#### AIM OF THE EXERCISE
Once the pictures are set aside, transcribe the remaining data exactly.

Begin ITEMS

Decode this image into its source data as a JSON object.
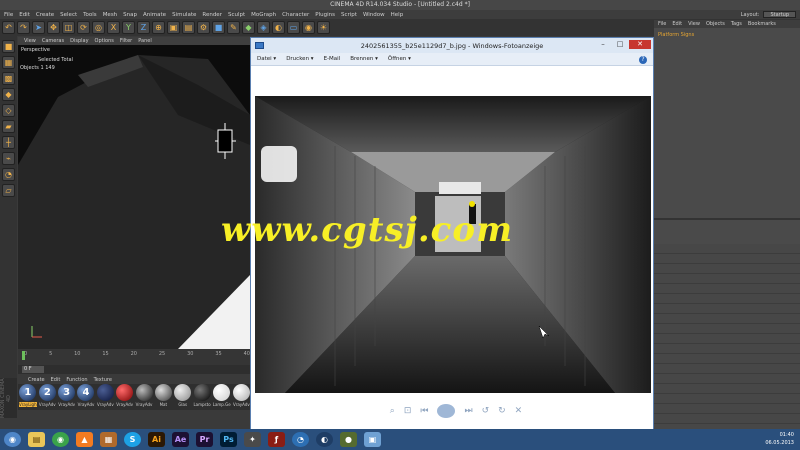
{
  "c4d": {
    "title": "CINEMA 4D R14.034 Studio - [Untitled 2.c4d *]",
    "menu": [
      "File",
      "Edit",
      "Create",
      "Select",
      "Tools",
      "Mesh",
      "Snap",
      "Animate",
      "Simulate",
      "Render",
      "Sculpt",
      "MoGraph",
      "Character",
      "Plugins",
      "Script",
      "Window",
      "Help"
    ],
    "layout_label": "Layout:",
    "layout_value": "Startup",
    "viewport_menu": [
      "View",
      "Cameras",
      "Display",
      "Options",
      "Filter",
      "Panel"
    ],
    "viewport_label": "Perspective",
    "stats_header": "Selected  Total",
    "stats_row": "Objects  1          149",
    "timeline_ticks": [
      "0",
      "5",
      "10",
      "15",
      "20",
      "25",
      "30",
      "35",
      "40"
    ],
    "frame_value": "0 F",
    "material_menu": [
      "Create",
      "Edit",
      "Function",
      "Texture"
    ],
    "materials": [
      {
        "label": "1",
        "name": "VrayLigh"
      },
      {
        "label": "2",
        "name": "VrayAdv"
      },
      {
        "label": "3",
        "name": "VrayAdv"
      },
      {
        "label": "4",
        "name": "VrayAdv"
      },
      {
        "label": "",
        "name": "VrayAdv"
      },
      {
        "label": "",
        "name": "VrayAdv"
      },
      {
        "label": "",
        "name": "VrayAdv"
      },
      {
        "label": "",
        "name": "Mat"
      },
      {
        "label": "",
        "name": "Glas"
      },
      {
        "label": "",
        "name": "Lampsto"
      },
      {
        "label": "",
        "name": "Lamp.Ge"
      },
      {
        "label": "",
        "name": "VrayAdv"
      }
    ],
    "brand": "MAXON CINEMA 4D",
    "right_menu": [
      "File",
      "Edit",
      "View",
      "Objects",
      "Tags",
      "Bookmarks"
    ],
    "object_item": "Platform Signs"
  },
  "viewer": {
    "title": "2402561355_b25e1129d7_b.jpg - Windows-Fotoanzeige",
    "menu": [
      "Datei ▾",
      "Drucken ▾",
      "E-Mail",
      "Brennen ▾",
      "Öffnen ▾"
    ],
    "help": "?",
    "min": "–",
    "max": "□",
    "close": "✕"
  },
  "watermark": "www.cgtsj.com",
  "taskbar": {
    "time": "01:40",
    "date": "06.05.2013"
  }
}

End ITEMS

#### FINISHED ANSWER
Decode this image into its source data as a JSON object.
{
  "c4d": {
    "title": "CINEMA 4D R14.034 Studio - [Untitled 2.c4d *]",
    "menu": [
      "File",
      "Edit",
      "Create",
      "Select",
      "Tools",
      "Mesh",
      "Snap",
      "Animate",
      "Simulate",
      "Render",
      "Sculpt",
      "MoGraph",
      "Character",
      "Plugins",
      "Script",
      "Window",
      "Help"
    ],
    "layout_label": "Layout:",
    "layout_value": "Startup",
    "viewport_menu": [
      "View",
      "Cameras",
      "Display",
      "Options",
      "Filter",
      "Panel"
    ],
    "viewport_label": "Perspective",
    "stats_header": "Selected  Total",
    "stats_row": "Objects  1          149",
    "timeline_ticks": [
      "0",
      "5",
      "10",
      "15",
      "20",
      "25",
      "30",
      "35",
      "40"
    ],
    "frame_value": "0 F",
    "material_menu": [
      "Create",
      "Edit",
      "Function",
      "Texture"
    ],
    "materials": [
      {
        "label": "1",
        "name": "VrayLigh"
      },
      {
        "label": "2",
        "name": "VrayAdv"
      },
      {
        "label": "3",
        "name": "VrayAdv"
      },
      {
        "label": "4",
        "name": "VrayAdv"
      },
      {
        "label": "",
        "name": "VrayAdv"
      },
      {
        "label": "",
        "name": "VrayAdv"
      },
      {
        "label": "",
        "name": "VrayAdv"
      },
      {
        "label": "",
        "name": "Mat"
      },
      {
        "label": "",
        "name": "Glas"
      },
      {
        "label": "",
        "name": "Lampsto"
      },
      {
        "label": "",
        "name": "Lamp.Ge"
      },
      {
        "label": "",
        "name": "VrayAdv"
      }
    ],
    "brand": "MAXON CINEMA 4D",
    "right_menu": [
      "File",
      "Edit",
      "View",
      "Objects",
      "Tags",
      "Bookmarks"
    ],
    "object_item": "Platform Signs"
  },
  "viewer": {
    "title": "2402561355_b25e1129d7_b.jpg - Windows-Fotoanzeige",
    "menu": [
      "Datei ▾",
      "Drucken ▾",
      "E-Mail",
      "Brennen ▾",
      "Öffnen ▾"
    ],
    "help": "?",
    "min": "–",
    "max": "□",
    "close": "✕"
  },
  "watermark": "www.cgtsj.com",
  "taskbar": {
    "time": "01:40",
    "date": "06.05.2013"
  }
}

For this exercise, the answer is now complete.